• [Task objective]: Count how many lines below contain the word "this", then give that number alone.

• [Data items]:
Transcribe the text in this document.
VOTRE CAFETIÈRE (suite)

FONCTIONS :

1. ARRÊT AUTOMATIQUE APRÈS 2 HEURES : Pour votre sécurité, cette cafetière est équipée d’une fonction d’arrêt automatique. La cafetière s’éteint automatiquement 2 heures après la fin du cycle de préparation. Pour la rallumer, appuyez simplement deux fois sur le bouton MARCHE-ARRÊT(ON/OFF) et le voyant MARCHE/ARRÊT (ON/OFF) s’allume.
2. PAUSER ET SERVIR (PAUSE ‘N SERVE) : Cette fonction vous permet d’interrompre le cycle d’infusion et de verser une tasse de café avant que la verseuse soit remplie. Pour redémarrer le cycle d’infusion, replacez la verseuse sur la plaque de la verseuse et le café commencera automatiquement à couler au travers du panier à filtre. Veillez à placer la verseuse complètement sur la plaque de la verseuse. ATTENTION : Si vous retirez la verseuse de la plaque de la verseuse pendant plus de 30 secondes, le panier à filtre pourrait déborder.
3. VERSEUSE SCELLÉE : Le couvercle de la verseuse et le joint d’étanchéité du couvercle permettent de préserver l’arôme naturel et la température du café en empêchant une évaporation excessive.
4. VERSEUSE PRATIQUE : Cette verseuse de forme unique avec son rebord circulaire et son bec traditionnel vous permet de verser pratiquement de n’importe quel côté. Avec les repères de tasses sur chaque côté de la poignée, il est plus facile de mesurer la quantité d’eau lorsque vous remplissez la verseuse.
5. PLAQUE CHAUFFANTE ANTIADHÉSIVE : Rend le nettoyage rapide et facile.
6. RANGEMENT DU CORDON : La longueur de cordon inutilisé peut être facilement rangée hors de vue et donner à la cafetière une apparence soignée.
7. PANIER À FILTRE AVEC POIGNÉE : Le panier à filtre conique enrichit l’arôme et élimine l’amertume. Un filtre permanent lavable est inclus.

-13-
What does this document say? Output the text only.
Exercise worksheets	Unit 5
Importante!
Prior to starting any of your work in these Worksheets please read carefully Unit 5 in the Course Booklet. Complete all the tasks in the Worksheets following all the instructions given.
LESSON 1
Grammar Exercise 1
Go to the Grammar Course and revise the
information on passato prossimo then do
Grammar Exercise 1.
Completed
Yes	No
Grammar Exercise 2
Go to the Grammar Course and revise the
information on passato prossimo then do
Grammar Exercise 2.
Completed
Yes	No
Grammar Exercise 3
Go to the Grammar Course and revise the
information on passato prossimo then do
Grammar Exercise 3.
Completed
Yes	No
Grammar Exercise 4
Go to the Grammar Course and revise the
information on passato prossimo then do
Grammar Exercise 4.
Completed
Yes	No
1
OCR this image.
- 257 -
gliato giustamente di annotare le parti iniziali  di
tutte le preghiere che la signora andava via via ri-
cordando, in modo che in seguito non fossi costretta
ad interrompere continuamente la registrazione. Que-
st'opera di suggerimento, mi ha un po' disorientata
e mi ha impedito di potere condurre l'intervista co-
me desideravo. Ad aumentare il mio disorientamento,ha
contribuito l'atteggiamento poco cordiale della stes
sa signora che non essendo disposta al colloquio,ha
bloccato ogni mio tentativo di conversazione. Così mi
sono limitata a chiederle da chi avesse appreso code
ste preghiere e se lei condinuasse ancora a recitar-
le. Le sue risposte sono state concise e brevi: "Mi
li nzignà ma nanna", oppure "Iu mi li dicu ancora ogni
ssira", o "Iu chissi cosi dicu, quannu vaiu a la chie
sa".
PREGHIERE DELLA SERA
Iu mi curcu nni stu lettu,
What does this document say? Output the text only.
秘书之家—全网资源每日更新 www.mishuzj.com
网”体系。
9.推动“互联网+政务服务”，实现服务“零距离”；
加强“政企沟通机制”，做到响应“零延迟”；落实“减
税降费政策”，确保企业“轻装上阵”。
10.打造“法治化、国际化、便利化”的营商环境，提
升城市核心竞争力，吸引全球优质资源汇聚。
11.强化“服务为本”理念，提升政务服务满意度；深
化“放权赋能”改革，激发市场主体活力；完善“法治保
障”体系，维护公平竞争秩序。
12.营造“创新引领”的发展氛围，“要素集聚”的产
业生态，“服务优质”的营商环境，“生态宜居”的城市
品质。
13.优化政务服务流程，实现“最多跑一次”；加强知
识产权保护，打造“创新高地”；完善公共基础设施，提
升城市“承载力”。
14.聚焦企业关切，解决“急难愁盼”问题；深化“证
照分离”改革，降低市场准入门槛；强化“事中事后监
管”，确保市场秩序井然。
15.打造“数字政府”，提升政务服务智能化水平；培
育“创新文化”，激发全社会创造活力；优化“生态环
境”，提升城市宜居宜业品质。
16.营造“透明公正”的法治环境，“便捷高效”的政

• [Written answer]: 4